● **SUPPLIED MATERIAL**:

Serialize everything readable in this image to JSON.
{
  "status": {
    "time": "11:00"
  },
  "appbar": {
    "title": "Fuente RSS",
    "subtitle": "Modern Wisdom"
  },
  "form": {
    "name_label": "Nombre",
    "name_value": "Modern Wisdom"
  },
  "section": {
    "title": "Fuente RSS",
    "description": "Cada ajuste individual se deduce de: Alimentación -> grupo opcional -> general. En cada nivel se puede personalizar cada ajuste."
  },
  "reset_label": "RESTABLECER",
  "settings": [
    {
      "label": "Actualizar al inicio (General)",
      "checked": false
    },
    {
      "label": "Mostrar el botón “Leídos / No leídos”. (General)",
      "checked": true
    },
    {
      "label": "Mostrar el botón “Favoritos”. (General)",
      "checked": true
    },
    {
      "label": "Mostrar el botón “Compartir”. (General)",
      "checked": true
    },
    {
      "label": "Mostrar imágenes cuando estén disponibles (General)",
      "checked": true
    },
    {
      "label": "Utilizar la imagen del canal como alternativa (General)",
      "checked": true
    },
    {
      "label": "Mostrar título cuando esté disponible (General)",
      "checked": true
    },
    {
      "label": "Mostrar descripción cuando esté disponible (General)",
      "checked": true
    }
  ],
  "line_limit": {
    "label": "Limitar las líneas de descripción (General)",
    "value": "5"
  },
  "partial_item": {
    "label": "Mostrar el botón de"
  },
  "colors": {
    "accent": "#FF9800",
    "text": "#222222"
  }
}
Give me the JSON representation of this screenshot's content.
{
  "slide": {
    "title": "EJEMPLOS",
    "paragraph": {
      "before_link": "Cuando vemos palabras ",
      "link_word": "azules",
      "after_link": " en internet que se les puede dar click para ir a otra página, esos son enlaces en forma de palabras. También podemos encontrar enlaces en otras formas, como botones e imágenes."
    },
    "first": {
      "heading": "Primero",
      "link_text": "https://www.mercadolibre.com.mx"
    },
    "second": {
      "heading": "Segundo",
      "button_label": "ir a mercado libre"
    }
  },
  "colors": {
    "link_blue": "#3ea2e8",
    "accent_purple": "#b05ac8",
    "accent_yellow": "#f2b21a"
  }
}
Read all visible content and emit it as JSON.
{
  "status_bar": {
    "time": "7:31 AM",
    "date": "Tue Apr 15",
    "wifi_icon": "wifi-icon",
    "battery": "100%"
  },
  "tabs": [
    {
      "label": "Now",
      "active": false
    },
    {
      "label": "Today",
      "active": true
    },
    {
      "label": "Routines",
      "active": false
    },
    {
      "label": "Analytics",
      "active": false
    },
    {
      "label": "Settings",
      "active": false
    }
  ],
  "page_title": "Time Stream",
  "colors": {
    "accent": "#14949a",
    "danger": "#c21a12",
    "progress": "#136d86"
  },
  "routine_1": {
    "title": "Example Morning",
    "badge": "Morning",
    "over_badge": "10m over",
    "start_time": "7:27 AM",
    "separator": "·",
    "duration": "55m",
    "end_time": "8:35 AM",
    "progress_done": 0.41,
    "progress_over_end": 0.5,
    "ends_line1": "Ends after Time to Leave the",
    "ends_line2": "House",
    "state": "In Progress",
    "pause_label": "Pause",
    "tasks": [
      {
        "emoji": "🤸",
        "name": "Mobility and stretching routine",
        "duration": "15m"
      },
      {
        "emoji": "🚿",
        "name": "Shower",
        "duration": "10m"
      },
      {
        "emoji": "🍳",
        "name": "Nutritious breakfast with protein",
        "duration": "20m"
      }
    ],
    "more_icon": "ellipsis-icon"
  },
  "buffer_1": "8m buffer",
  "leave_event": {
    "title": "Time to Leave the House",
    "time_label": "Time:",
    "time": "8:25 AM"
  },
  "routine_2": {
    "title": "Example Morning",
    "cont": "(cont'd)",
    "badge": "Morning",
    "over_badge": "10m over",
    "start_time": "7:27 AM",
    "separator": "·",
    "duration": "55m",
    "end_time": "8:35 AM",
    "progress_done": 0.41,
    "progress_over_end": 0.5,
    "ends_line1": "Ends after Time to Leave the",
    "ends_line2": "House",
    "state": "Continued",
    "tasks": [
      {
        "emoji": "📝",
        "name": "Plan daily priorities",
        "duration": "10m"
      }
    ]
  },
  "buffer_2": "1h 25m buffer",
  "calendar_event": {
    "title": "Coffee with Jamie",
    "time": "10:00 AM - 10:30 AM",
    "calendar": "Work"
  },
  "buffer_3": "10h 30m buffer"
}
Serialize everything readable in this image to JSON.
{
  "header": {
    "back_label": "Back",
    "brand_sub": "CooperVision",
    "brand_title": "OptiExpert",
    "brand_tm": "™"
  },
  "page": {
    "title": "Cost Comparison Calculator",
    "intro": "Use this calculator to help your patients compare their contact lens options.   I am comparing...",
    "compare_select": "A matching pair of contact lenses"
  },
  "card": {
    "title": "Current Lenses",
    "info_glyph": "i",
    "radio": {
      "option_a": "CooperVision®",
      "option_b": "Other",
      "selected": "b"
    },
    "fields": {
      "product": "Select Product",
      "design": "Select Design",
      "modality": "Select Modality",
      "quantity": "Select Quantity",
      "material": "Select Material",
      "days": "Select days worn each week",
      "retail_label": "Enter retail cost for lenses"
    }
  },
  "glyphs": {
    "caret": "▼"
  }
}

● **TASK BRIEF**:
From the lines above, copy those that contain the word "botón".

● **EXERCISE RESULT**:
      "label": "Mostrar el botón “Leídos / No leídos”. (General)",
      "label": "Mostrar el botón “Favoritos”. (General)",
      "label": "Mostrar el botón “Compartir”. (General)",
    "label": "Mostrar el botón de"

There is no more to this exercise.